Data entries for graphics:

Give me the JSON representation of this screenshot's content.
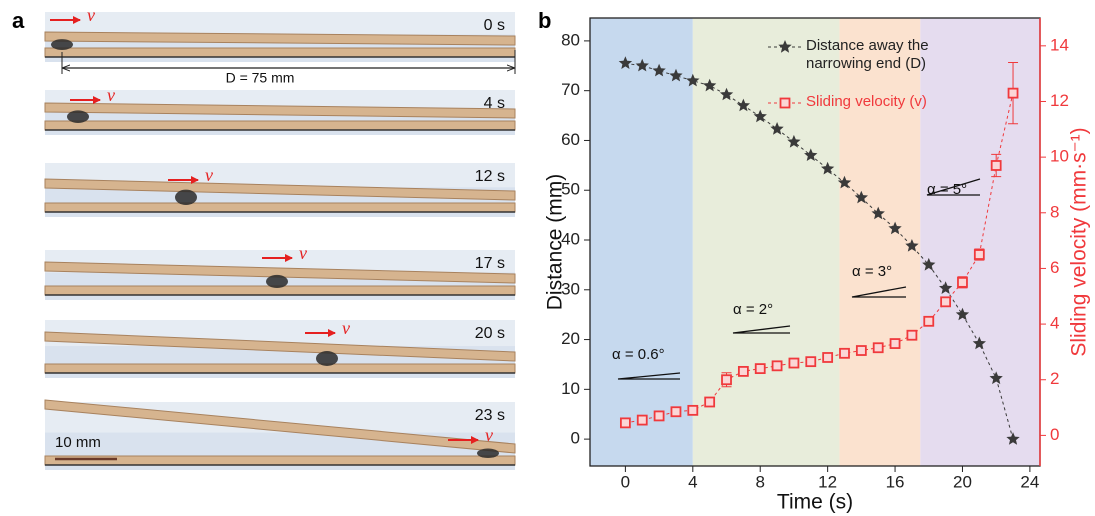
{
  "panel_a": {
    "label": "a",
    "frames": [
      {
        "time": "0 s",
        "velocity_label": "v"
      },
      {
        "time": "4 s",
        "velocity_label": "v"
      },
      {
        "time": "12 s",
        "velocity_label": "v"
      },
      {
        "time": "17 s",
        "velocity_label": "v"
      },
      {
        "time": "20 s",
        "velocity_label": "v"
      },
      {
        "time": "23 s",
        "velocity_label": "v"
      }
    ],
    "dimension_label": "D = 75 mm",
    "scale_bar_label": "10 mm"
  },
  "chart_data": {
    "type": "line",
    "panel_label": "b",
    "x_label": "Time (s)",
    "y_label": "Distance (mm)",
    "y2_label": "Sliding velocity (mm·s⁻¹)",
    "xlim": [
      -2.1,
      24.6
    ],
    "xticks": [
      0,
      4,
      8,
      12,
      16,
      20,
      24
    ],
    "ylim": [
      -5.4,
      84.6
    ],
    "yticks": [
      0,
      10,
      20,
      30,
      40,
      50,
      60,
      70,
      80
    ],
    "y2lim": [
      -1.1,
      15.0
    ],
    "y2ticks": [
      0,
      2,
      4,
      6,
      8,
      10,
      12,
      14
    ],
    "regions": [
      {
        "start": -2.1,
        "end": 4,
        "color": "#c6d9ee",
        "label": "α = 0.6°"
      },
      {
        "start": 4,
        "end": 12.7,
        "color": "#e8eddb",
        "label": "α = 2°"
      },
      {
        "start": 12.7,
        "end": 17.5,
        "color": "#fbe2cf",
        "label": "α = 3°"
      },
      {
        "start": 17.5,
        "end": 24.6,
        "color": "#e5dcef",
        "label": "α = 5°"
      }
    ],
    "x": [
      0,
      1,
      2,
      3,
      4,
      5,
      6,
      7,
      8,
      9,
      10,
      11,
      12,
      13,
      14,
      15,
      16,
      17,
      18,
      19,
      20,
      21,
      22,
      23
    ],
    "series": [
      {
        "name": "Distance away the narrowing end (D)",
        "color": "#3a3a3a",
        "axis": "y",
        "values": [
          75.5,
          75,
          74,
          73,
          72,
          71,
          69.2,
          67,
          64.8,
          62.3,
          59.7,
          57,
          54.3,
          51.5,
          48.5,
          45.3,
          42.3,
          38.8,
          35,
          30.3,
          25,
          19.2,
          12.2,
          0
        ]
      },
      {
        "name": "Sliding velocity (v)",
        "color": "#f0393c",
        "axis": "y2",
        "values": [
          0.45,
          0.55,
          0.7,
          0.85,
          0.9,
          1.2,
          2.0,
          2.3,
          2.4,
          2.5,
          2.6,
          2.65,
          2.8,
          2.95,
          3.05,
          3.15,
          3.3,
          3.6,
          4.1,
          4.8,
          5.5,
          6.5,
          9.7,
          12.3
        ],
        "errors": [
          0.1,
          0.1,
          0.1,
          0.1,
          0.1,
          0.15,
          0.25,
          0.1,
          0.1,
          0.1,
          0.1,
          0.1,
          0.1,
          0.1,
          0.1,
          0.1,
          0.1,
          0.1,
          0.1,
          0.15,
          0.2,
          0.2,
          0.4,
          1.1
        ]
      }
    ]
  }
}
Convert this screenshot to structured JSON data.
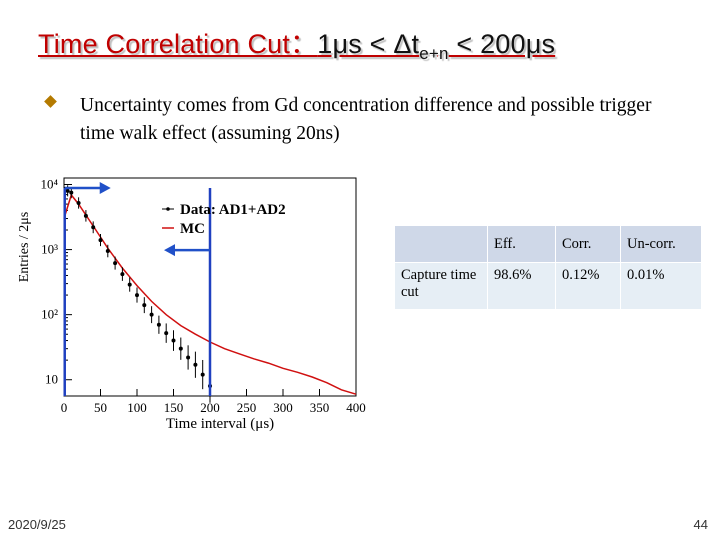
{
  "slide": {
    "title_prefix": "Time Correlation Cut：",
    "title_range_start": "1μs < Δt",
    "title_subscript": "e+n",
    "title_range_end": " < 200μs",
    "bullet_text": "Uncertainty comes from Gd concentration difference and possible trigger time walk effect (assuming 20ns)",
    "footer_date": "2020/9/25",
    "page_number": "44"
  },
  "table": {
    "headers": [
      "",
      "Eff.",
      "Corr.",
      "Un-corr."
    ],
    "rows": [
      {
        "label": "Capture time cut",
        "values": [
          "98.6%",
          "0.12%",
          "0.01%"
        ]
      }
    ]
  },
  "chart_data": {
    "type": "scatter",
    "xlabel": "Time interval (μs)",
    "ylabel": "Entries / 2μs",
    "xticks": [
      "0",
      "50",
      "100",
      "150",
      "200",
      "250",
      "300",
      "350",
      "400"
    ],
    "yticks": [
      "10",
      "10²",
      "10³",
      "10⁴"
    ],
    "xlim": [
      0,
      400
    ],
    "ylim_log10": [
      0.75,
      4.1
    ],
    "log_y": true,
    "cut_lines_x": [
      1,
      200
    ],
    "legend": [
      "Data: AD1+AD2",
      "MC"
    ],
    "legend_placement": "top-center",
    "series": [
      {
        "name": "Data: AD1+AD2",
        "x": [
          5,
          10,
          20,
          30,
          40,
          50,
          60,
          70,
          80,
          90,
          100,
          110,
          120,
          130,
          140,
          150,
          160,
          170,
          180,
          190,
          200
        ],
        "y": [
          8000,
          7500,
          5200,
          3300,
          2200,
          1400,
          950,
          620,
          420,
          290,
          200,
          140,
          100,
          70,
          52,
          40,
          30,
          22,
          17,
          12,
          8
        ]
      },
      {
        "name": "MC",
        "x": [
          0,
          10,
          20,
          40,
          60,
          80,
          100,
          120,
          140,
          160,
          180,
          200,
          220,
          240,
          260,
          280,
          300,
          320,
          340,
          360,
          380,
          400
        ],
        "y": [
          3000,
          6900,
          5000,
          2300,
          1050,
          520,
          280,
          160,
          100,
          68,
          50,
          38,
          30,
          25,
          21,
          18,
          15,
          13,
          11,
          9,
          7,
          6
        ]
      }
    ],
    "colors": {
      "data": "#000000",
      "mc": "#d01010",
      "cut": "#2040c0",
      "arrow": "#2050c8"
    }
  }
}
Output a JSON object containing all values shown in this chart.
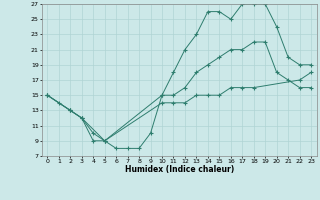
{
  "title": "",
  "xlabel": "Humidex (Indice chaleur)",
  "background_color": "#cce8e8",
  "grid_color": "#b0d4d4",
  "line_color": "#2e7d6e",
  "xlim": [
    -0.5,
    23.5
  ],
  "ylim": [
    7,
    27
  ],
  "xticks": [
    0,
    1,
    2,
    3,
    4,
    5,
    6,
    7,
    8,
    9,
    10,
    11,
    12,
    13,
    14,
    15,
    16,
    17,
    18,
    19,
    20,
    21,
    22,
    23
  ],
  "yticks": [
    7,
    9,
    11,
    13,
    15,
    17,
    19,
    21,
    23,
    25,
    27
  ],
  "line1_x": [
    0,
    1,
    2,
    3,
    4,
    5,
    6,
    7,
    8,
    9,
    10,
    11,
    12,
    13,
    14,
    15,
    16,
    17,
    18,
    19,
    20,
    21,
    22,
    23
  ],
  "line1_y": [
    15,
    14,
    13,
    12,
    9,
    9,
    8,
    8,
    8,
    10,
    15,
    18,
    21,
    23,
    26,
    26,
    25,
    27,
    27,
    27,
    24,
    20,
    19,
    19
  ],
  "line2_x": [
    0,
    2,
    3,
    4,
    5,
    10,
    11,
    12,
    13,
    14,
    15,
    16,
    17,
    18,
    19,
    20,
    21,
    22,
    23
  ],
  "line2_y": [
    15,
    13,
    12,
    10,
    9,
    15,
    15,
    16,
    18,
    19,
    20,
    21,
    21,
    22,
    22,
    18,
    17,
    16,
    16
  ],
  "line3_x": [
    0,
    2,
    3,
    5,
    10,
    11,
    12,
    13,
    14,
    15,
    16,
    17,
    18,
    22,
    23
  ],
  "line3_y": [
    15,
    13,
    12,
    9,
    14,
    14,
    14,
    15,
    15,
    15,
    16,
    16,
    16,
    17,
    18
  ]
}
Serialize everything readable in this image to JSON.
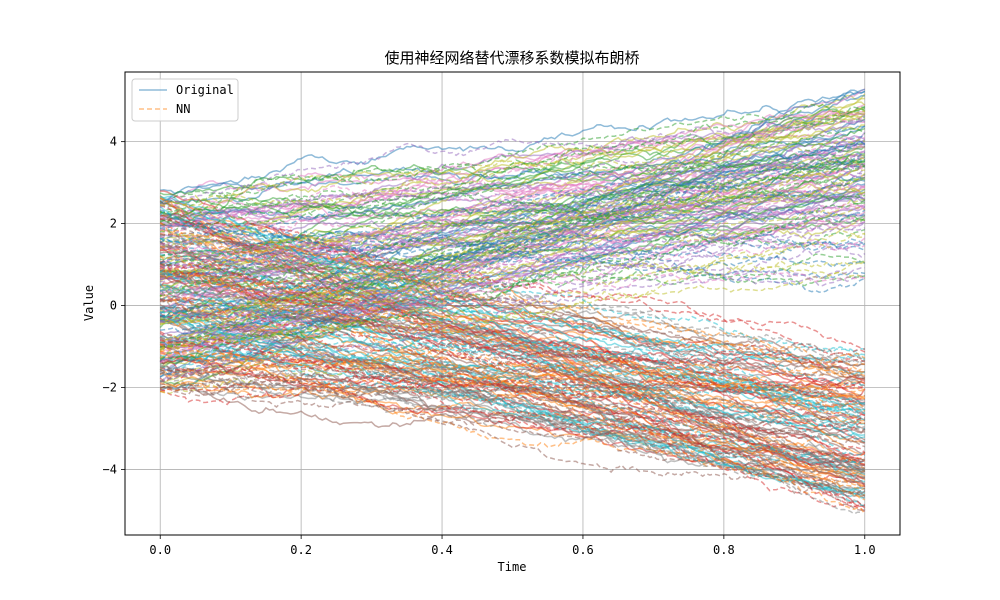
{
  "chart_data": {
    "type": "line",
    "title": "使用神经网络替代漂移系数模拟布朗桥",
    "xlabel": "Time",
    "ylabel": "Value",
    "xlim": [
      -0.05,
      1.05
    ],
    "ylim": [
      -5.6,
      5.7
    ],
    "xticks": [
      "0.0",
      "0.2",
      "0.4",
      "0.6",
      "0.8",
      "1.0"
    ],
    "xtick_values": [
      0.0,
      0.2,
      0.4,
      0.6,
      0.8,
      1.0
    ],
    "yticks": [
      "−4",
      "−2",
      "0",
      "2",
      "4"
    ],
    "ytick_values": [
      -4,
      -2,
      0,
      2,
      4
    ],
    "grid": true,
    "legend_position": "top-left",
    "series": [
      {
        "name": "Original",
        "style": "solid",
        "color": "#1f77b4",
        "start": [
          -2.1,
          2.9
        ],
        "end_clusters": [
          [
            2.0,
            5.3
          ],
          [
            -4.9,
            -1.4
          ]
        ],
        "path_count": 150
      },
      {
        "name": "NN",
        "style": "dashed",
        "color": "#ff7f0e",
        "start": [
          -2.1,
          2.5
        ],
        "end_clusters": [
          [
            0.5,
            4.9
          ],
          [
            -5.1,
            -1.0
          ]
        ],
        "path_count": 150
      }
    ],
    "path_palette": [
      "#1f77b4",
      "#ff7f0e",
      "#2ca02c",
      "#d62728",
      "#9467bd",
      "#8c564b",
      "#e377c2",
      "#7f7f7f",
      "#bcbd22",
      "#17becf"
    ]
  }
}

## Exercise details
Isolate the lines that hold the word "this" and copy all of them.

## Reply
Give me the JSON representation of this screenshot's content.
Convert this screenshot to structured JSON data.
Output a JSON object containing all values shown in this chart.
Serialize everything readable in this image to JSON.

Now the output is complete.